▸ TO DO: Reply with the count of lines holding "Bairui", nothing more.

─── INPUT FOR THIS TASK

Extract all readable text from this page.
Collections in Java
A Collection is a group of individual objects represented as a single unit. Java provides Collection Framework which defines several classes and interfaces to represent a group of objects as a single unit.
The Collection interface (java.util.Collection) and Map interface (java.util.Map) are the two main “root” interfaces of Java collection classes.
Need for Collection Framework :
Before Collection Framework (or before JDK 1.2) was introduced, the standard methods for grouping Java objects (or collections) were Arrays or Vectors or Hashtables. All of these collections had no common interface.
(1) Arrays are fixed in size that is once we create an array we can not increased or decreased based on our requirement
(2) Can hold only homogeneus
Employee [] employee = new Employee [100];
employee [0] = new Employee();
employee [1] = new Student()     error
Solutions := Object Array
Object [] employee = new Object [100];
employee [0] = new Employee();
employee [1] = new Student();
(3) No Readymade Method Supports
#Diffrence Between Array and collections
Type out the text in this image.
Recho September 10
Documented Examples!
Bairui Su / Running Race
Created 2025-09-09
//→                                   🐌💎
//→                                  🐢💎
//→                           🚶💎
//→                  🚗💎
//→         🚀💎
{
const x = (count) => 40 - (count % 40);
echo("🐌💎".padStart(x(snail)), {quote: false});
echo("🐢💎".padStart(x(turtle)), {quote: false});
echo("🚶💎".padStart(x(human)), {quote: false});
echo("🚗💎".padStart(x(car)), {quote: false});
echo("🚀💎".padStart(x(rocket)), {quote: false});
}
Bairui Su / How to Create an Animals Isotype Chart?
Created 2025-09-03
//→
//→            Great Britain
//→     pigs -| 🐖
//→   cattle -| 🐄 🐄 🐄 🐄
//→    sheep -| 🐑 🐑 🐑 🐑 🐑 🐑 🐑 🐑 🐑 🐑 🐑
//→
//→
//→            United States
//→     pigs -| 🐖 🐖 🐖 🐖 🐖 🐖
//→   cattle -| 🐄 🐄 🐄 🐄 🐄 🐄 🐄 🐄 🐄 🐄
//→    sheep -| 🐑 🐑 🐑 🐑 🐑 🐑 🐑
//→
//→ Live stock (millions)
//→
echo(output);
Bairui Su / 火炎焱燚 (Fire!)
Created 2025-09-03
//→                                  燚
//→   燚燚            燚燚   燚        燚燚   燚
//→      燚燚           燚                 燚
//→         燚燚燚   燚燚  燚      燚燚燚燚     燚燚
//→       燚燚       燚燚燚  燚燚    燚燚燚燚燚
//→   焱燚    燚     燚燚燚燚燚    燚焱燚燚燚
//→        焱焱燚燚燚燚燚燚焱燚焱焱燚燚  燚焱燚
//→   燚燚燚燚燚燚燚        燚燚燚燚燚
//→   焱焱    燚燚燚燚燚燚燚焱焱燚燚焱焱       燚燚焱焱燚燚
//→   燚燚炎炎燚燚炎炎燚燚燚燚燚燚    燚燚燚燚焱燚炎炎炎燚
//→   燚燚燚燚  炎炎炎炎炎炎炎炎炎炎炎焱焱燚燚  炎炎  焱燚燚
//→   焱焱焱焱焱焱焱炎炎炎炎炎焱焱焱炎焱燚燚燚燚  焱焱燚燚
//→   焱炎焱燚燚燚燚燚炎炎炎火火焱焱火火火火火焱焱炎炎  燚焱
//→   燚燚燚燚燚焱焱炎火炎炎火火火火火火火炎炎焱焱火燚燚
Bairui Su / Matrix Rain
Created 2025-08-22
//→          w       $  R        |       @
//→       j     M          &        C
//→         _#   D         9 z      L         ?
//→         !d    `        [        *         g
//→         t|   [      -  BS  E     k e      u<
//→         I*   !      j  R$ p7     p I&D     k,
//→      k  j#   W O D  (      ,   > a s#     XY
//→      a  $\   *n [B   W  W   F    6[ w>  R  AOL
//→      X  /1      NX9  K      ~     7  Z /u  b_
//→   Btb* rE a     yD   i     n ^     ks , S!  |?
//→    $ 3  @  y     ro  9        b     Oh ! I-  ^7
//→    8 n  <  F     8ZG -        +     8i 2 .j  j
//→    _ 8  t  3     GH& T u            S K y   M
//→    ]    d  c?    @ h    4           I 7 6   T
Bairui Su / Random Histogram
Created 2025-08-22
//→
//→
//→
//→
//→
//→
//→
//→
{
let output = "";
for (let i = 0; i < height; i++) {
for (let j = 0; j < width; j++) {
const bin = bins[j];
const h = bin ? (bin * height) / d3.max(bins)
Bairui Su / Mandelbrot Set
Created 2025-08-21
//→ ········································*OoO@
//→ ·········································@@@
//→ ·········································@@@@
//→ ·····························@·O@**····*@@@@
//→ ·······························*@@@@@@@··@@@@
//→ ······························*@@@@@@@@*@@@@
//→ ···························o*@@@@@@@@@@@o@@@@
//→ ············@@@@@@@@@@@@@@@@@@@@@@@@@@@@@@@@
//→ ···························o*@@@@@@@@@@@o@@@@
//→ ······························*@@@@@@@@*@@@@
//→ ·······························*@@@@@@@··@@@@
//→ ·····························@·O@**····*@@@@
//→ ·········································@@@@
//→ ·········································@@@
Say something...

──────

▸ IN RESPONSE: 6